[Stored data]
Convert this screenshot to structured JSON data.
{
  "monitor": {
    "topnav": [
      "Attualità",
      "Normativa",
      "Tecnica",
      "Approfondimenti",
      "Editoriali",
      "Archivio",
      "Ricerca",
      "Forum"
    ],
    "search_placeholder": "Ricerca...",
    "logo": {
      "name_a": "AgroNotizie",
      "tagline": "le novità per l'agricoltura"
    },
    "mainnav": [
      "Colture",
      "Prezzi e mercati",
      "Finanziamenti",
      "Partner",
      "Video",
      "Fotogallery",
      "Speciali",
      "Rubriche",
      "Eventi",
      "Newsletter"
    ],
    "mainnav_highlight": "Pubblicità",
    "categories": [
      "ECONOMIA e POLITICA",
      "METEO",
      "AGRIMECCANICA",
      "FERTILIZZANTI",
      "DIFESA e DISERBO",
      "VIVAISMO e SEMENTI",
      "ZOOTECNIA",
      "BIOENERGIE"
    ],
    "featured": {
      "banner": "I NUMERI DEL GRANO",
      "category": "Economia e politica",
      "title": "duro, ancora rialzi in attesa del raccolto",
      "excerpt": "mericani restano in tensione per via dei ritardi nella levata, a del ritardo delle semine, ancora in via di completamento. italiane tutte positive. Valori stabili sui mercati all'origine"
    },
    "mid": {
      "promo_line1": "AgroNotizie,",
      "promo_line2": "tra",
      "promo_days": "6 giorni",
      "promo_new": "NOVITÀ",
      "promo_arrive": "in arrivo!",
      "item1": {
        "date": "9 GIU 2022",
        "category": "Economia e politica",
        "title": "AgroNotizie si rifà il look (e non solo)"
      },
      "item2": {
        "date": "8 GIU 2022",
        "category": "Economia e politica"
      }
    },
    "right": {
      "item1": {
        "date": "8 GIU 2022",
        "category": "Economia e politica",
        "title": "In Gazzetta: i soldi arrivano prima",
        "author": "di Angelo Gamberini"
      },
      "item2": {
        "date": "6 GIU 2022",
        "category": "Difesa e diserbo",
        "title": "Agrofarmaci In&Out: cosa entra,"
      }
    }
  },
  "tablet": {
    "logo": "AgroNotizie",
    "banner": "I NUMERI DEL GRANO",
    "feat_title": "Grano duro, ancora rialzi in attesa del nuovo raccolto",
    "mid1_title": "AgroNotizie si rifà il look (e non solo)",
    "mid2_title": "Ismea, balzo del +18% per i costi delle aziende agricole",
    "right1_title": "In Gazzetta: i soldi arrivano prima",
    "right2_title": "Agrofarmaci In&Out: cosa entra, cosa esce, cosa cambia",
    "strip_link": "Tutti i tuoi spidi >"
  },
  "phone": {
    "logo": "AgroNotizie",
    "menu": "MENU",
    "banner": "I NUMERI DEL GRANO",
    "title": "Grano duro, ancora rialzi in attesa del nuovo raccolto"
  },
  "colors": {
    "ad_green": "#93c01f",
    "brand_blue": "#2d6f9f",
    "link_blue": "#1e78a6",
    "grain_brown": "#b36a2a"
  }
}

Problem requirements: Exact output of every entry is required.

Full response:
Convert this screenshot to structured JSON data.
{
  "monitor": {
    "topnav": [
      "Attualità",
      "Normativa",
      "Tecnica",
      "Approfondimenti",
      "Editoriali",
      "Archivio",
      "Ricerca",
      "Forum"
    ],
    "search_placeholder": "Ricerca...",
    "logo": {
      "name_a": "AgroNotizie",
      "tagline": "le novità per l'agricoltura"
    },
    "mainnav": [
      "Colture",
      "Prezzi e mercati",
      "Finanziamenti",
      "Partner",
      "Video",
      "Fotogallery",
      "Speciali",
      "Rubriche",
      "Eventi",
      "Newsletter"
    ],
    "mainnav_highlight": "Pubblicità",
    "categories": [
      "ECONOMIA e POLITICA",
      "METEO",
      "AGRIMECCANICA",
      "FERTILIZZANTI",
      "DIFESA e DISERBO",
      "VIVAISMO e SEMENTI",
      "ZOOTECNIA",
      "BIOENERGIE"
    ],
    "featured": {
      "banner": "I NUMERI DEL GRANO",
      "category": "Economia e politica",
      "title": "duro, ancora rialzi in attesa del raccolto",
      "excerpt": "mericani restano in tensione per via dei ritardi nella levata, a del ritardo delle semine, ancora in via di completamento. italiane tutte positive. Valori stabili sui mercati all'origine"
    },
    "mid": {
      "promo_line1": "AgroNotizie,",
      "promo_line2": "tra",
      "promo_days": "6 giorni",
      "promo_new": "NOVITÀ",
      "promo_arrive": "in arrivo!",
      "item1": {
        "date": "9 GIU 2022",
        "category": "Economia e politica",
        "title": "AgroNotizie si rifà il look (e non solo)"
      },
      "item2": {
        "date": "8 GIU 2022",
        "category": "Economia e politica"
      }
    },
    "right": {
      "item1": {
        "date": "8 GIU 2022",
        "category": "Economia e politica",
        "title": "In Gazzetta: i soldi arrivano prima",
        "author": "di Angelo Gamberini"
      },
      "item2": {
        "date": "6 GIU 2022",
        "category": "Difesa e diserbo",
        "title": "Agrofarmaci In&Out: cosa entra,"
      }
    }
  },
  "tablet": {
    "logo": "AgroNotizie",
    "banner": "I NUMERI DEL GRANO",
    "feat_title": "Grano duro, ancora rialzi in attesa del nuovo raccolto",
    "mid1_title": "AgroNotizie si rifà il look (e non solo)",
    "mid2_title": "Ismea, balzo del +18% per i costi delle aziende agricole",
    "right1_title": "In Gazzetta: i soldi arrivano prima",
    "right2_title": "Agrofarmaci In&Out: cosa entra, cosa esce, cosa cambia",
    "strip_link": "Tutti i tuoi spidi >"
  },
  "phone": {
    "logo": "AgroNotizie",
    "menu": "MENU",
    "banner": "I NUMERI DEL GRANO",
    "title": "Grano duro, ancora rialzi in attesa del nuovo raccolto"
  },
  "colors": {
    "ad_green": "#93c01f",
    "brand_blue": "#2d6f9f",
    "link_blue": "#1e78a6",
    "grain_brown": "#b36a2a"
  }
}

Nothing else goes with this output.